### Written problem
Work through the data below and give the number of lines holding "JSON", nothing more.

### Input records
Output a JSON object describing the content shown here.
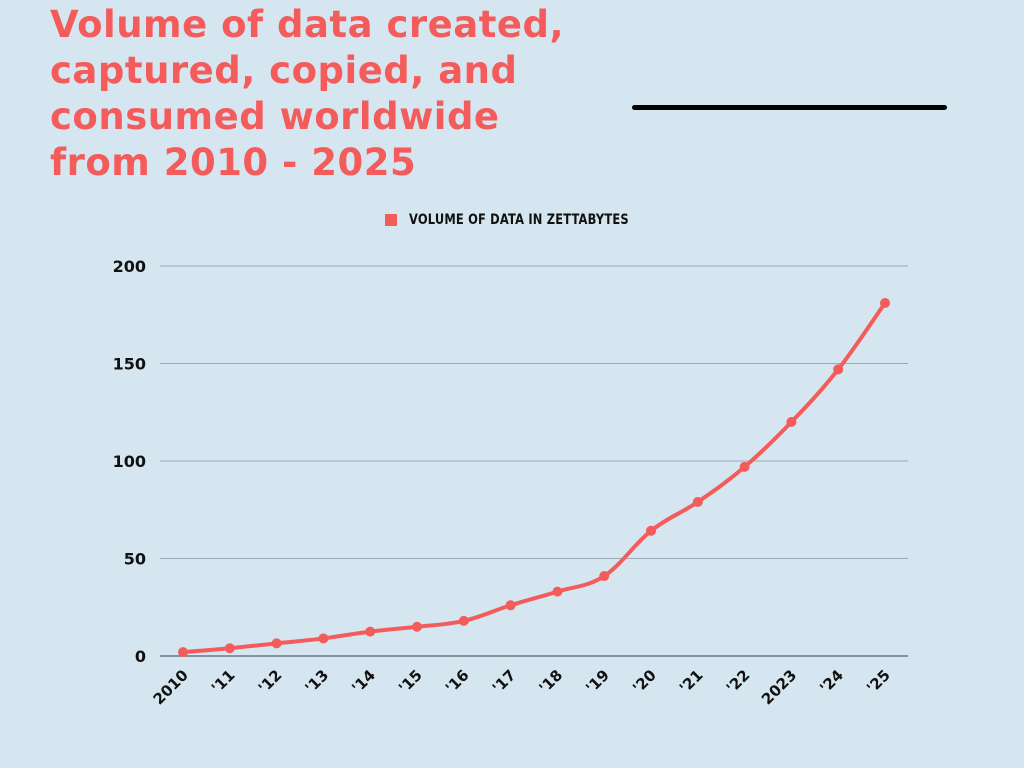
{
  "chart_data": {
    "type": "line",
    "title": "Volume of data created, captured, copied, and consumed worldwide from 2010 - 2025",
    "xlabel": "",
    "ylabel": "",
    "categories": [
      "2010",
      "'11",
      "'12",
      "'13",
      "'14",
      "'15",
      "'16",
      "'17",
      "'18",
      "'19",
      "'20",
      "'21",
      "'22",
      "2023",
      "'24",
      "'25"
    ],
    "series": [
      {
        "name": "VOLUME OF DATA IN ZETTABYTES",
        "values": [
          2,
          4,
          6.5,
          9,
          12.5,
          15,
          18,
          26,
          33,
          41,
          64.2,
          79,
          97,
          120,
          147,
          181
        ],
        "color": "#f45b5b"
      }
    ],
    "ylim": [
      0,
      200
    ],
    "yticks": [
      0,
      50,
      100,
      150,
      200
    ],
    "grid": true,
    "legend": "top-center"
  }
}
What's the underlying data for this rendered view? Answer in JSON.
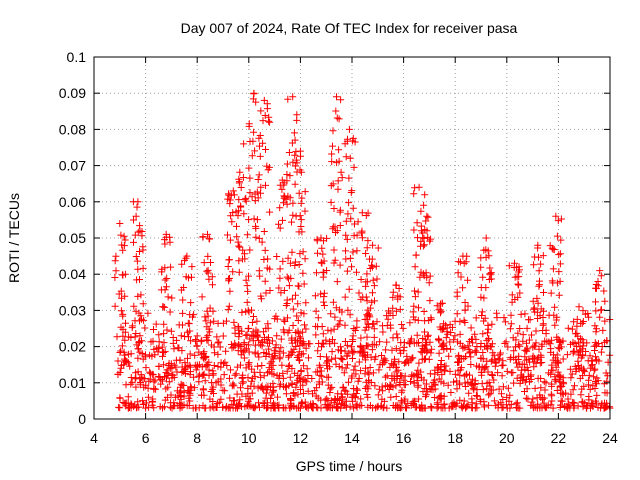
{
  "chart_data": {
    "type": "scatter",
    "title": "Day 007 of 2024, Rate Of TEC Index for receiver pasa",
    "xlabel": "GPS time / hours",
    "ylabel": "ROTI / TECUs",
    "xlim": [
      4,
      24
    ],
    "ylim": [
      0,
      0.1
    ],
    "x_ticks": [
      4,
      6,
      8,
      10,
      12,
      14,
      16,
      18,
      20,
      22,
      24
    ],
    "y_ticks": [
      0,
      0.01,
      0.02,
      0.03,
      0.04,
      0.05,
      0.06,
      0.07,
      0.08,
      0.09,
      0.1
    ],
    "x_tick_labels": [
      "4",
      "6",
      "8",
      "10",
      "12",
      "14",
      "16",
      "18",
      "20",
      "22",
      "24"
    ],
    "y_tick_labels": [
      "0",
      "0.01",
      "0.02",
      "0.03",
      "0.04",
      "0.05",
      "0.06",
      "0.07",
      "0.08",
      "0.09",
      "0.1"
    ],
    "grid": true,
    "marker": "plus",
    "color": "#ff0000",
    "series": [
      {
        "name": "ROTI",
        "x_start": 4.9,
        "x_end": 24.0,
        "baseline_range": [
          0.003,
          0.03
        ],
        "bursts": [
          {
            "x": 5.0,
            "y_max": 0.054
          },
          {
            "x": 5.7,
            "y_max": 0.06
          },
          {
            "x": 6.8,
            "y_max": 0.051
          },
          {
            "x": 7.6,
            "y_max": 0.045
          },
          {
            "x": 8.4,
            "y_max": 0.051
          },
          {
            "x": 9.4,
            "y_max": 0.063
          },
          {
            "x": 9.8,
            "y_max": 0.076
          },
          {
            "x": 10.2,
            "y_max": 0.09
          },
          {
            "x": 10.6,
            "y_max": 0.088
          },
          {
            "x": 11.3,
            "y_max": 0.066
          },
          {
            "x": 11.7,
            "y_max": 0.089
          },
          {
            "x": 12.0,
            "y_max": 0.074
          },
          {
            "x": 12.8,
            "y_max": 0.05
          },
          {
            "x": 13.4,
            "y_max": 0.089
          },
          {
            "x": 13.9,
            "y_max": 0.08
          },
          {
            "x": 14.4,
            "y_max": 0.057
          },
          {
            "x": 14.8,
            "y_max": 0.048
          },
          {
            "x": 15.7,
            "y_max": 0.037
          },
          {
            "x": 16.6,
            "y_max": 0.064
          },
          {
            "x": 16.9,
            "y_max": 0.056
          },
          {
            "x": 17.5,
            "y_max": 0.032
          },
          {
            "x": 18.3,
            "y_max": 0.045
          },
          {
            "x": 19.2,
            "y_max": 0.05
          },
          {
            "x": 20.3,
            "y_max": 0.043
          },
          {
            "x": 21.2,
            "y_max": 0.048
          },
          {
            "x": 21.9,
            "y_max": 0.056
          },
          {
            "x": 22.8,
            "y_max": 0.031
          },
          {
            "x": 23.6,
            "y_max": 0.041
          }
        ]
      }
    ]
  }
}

### The result
2